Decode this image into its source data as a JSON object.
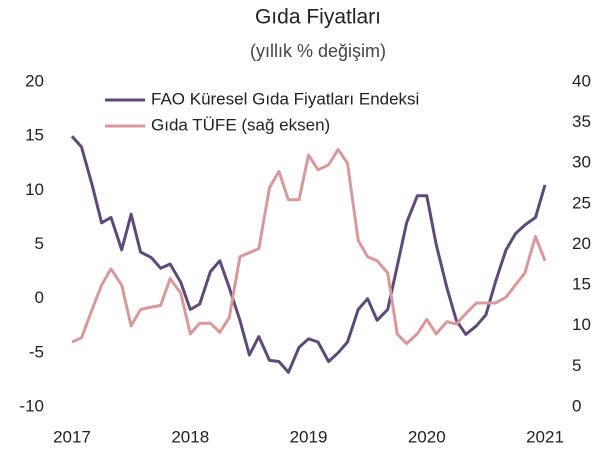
{
  "chart_data": {
    "type": "line",
    "title": "Gıda Fiyatları",
    "subtitle": "(yıllık % değişim)",
    "x": [
      2017.0,
      2017.08,
      2017.17,
      2017.25,
      2017.33,
      2017.42,
      2017.5,
      2017.58,
      2017.67,
      2017.75,
      2017.83,
      2017.92,
      2018.0,
      2018.08,
      2018.17,
      2018.25,
      2018.33,
      2018.42,
      2018.5,
      2018.58,
      2018.67,
      2018.75,
      2018.83,
      2018.92,
      2019.0,
      2019.08,
      2019.17,
      2019.25,
      2019.33,
      2019.42,
      2019.5,
      2019.58,
      2019.67,
      2019.75,
      2019.83,
      2019.92,
      2020.0,
      2020.08,
      2020.17,
      2020.25,
      2020.33,
      2020.42,
      2020.5,
      2020.58,
      2020.67,
      2020.75,
      2020.83,
      2020.92,
      2021.0
    ],
    "series": [
      {
        "name": "FAO Küresel Gıda Fiyatları Endeksi",
        "color": "#5e4a7a",
        "axis": "y",
        "values": [
          15,
          14,
          10.5,
          7,
          7.5,
          4.5,
          7.8,
          4.3,
          3.8,
          2.8,
          3.2,
          1.5,
          -1,
          -0.5,
          2.5,
          3.5,
          1,
          -2,
          -5.2,
          -3.5,
          -5.7,
          -5.8,
          -6.8,
          -4.5,
          -3.7,
          -4,
          -5.8,
          -5,
          -4,
          -1,
          0,
          -2,
          -1,
          3,
          7,
          9.5,
          9.5,
          5,
          1,
          -2,
          -3.3,
          -2.5,
          -1.5,
          1.5,
          4.5,
          6,
          6.8,
          7.5,
          10.5
        ]
      },
      {
        "name": "Gıda TÜFE (sağ eksen)",
        "color": "#d9999a",
        "axis": "y2",
        "values": [
          8,
          8.5,
          12,
          15,
          17,
          15,
          10,
          12,
          12.3,
          12.5,
          15.8,
          14,
          9,
          10.3,
          10.3,
          9.2,
          11,
          18.5,
          19,
          19.5,
          27,
          29,
          25.5,
          25.5,
          31,
          29.2,
          29.8,
          31.7,
          30,
          20.5,
          18.5,
          18,
          16.5,
          9,
          7.8,
          9,
          10.8,
          9,
          10.5,
          10.2,
          11.5,
          12.8,
          12.8,
          12.8,
          13.5,
          15,
          16.5,
          21,
          18
        ]
      }
    ],
    "xlim": [
      2017,
      2021
    ],
    "xticks": [
      2017,
      2018,
      2019,
      2020,
      2021
    ],
    "ylim": [
      -10,
      20
    ],
    "yticks": [
      -10,
      -5,
      0,
      5,
      10,
      15,
      20
    ],
    "y2lim": [
      0,
      40
    ],
    "y2ticks": [
      0,
      5,
      10,
      15,
      20,
      25,
      30,
      35,
      40
    ],
    "grid": false,
    "legend": "upper-left"
  }
}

******

» **Required task**:
Check each line above for the word "name", and copy the lines where it appears.

» **Complete response**:
        "name": "FAO Küresel Gıda Fiyatları Endeksi",
        "name": "Gıda TÜFE (sağ eksen)",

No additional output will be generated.